# [EXERCISE INSTRUCTIONS]
Exactly repeat the material, dropping only the pictures.
-- Start of RECORDS FOR PROCESSING --
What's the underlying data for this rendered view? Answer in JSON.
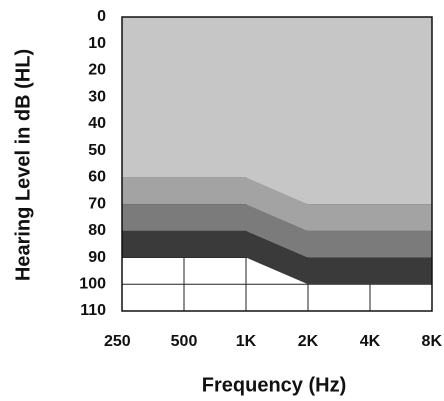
{
  "chart_data": {
    "type": "stacked-area",
    "x_label": "Frequency (Hz)",
    "y_label": "Hearing Level in dB (HL)",
    "categories": [
      "250",
      "500",
      "1K",
      "2K",
      "4K",
      "8K"
    ],
    "series": [
      {
        "color": "#c6c6c6",
        "values": [
          60,
          60,
          60,
          70,
          70,
          70
        ]
      },
      {
        "color": "#a3a3a3",
        "values": [
          10,
          10,
          10,
          10,
          10,
          10
        ]
      },
      {
        "color": "#7b7b7b",
        "values": [
          10,
          10,
          10,
          10,
          10,
          10
        ]
      },
      {
        "color": "#3a3a3a",
        "values": [
          10,
          10,
          10,
          10,
          10,
          10
        ]
      }
    ],
    "ylim": [
      0,
      110
    ],
    "yticks": [
      0,
      10,
      20,
      30,
      40,
      50,
      60,
      70,
      80,
      90,
      100,
      110
    ],
    "inverted_y": true,
    "grid": true
  }
}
-- End of RECORDS FOR PROCESSING --
# [SOLUTION]
What's the underlying data for this rendered view? Answer in JSON.
{
  "chart_data": {
    "type": "stacked-area",
    "x_label": "Frequency (Hz)",
    "y_label": "Hearing Level in dB (HL)",
    "categories": [
      "250",
      "500",
      "1K",
      "2K",
      "4K",
      "8K"
    ],
    "series": [
      {
        "color": "#c6c6c6",
        "values": [
          60,
          60,
          60,
          70,
          70,
          70
        ]
      },
      {
        "color": "#a3a3a3",
        "values": [
          10,
          10,
          10,
          10,
          10,
          10
        ]
      },
      {
        "color": "#7b7b7b",
        "values": [
          10,
          10,
          10,
          10,
          10,
          10
        ]
      },
      {
        "color": "#3a3a3a",
        "values": [
          10,
          10,
          10,
          10,
          10,
          10
        ]
      }
    ],
    "ylim": [
      0,
      110
    ],
    "yticks": [
      0,
      10,
      20,
      30,
      40,
      50,
      60,
      70,
      80,
      90,
      100,
      110
    ],
    "inverted_y": true,
    "grid": true
  }
}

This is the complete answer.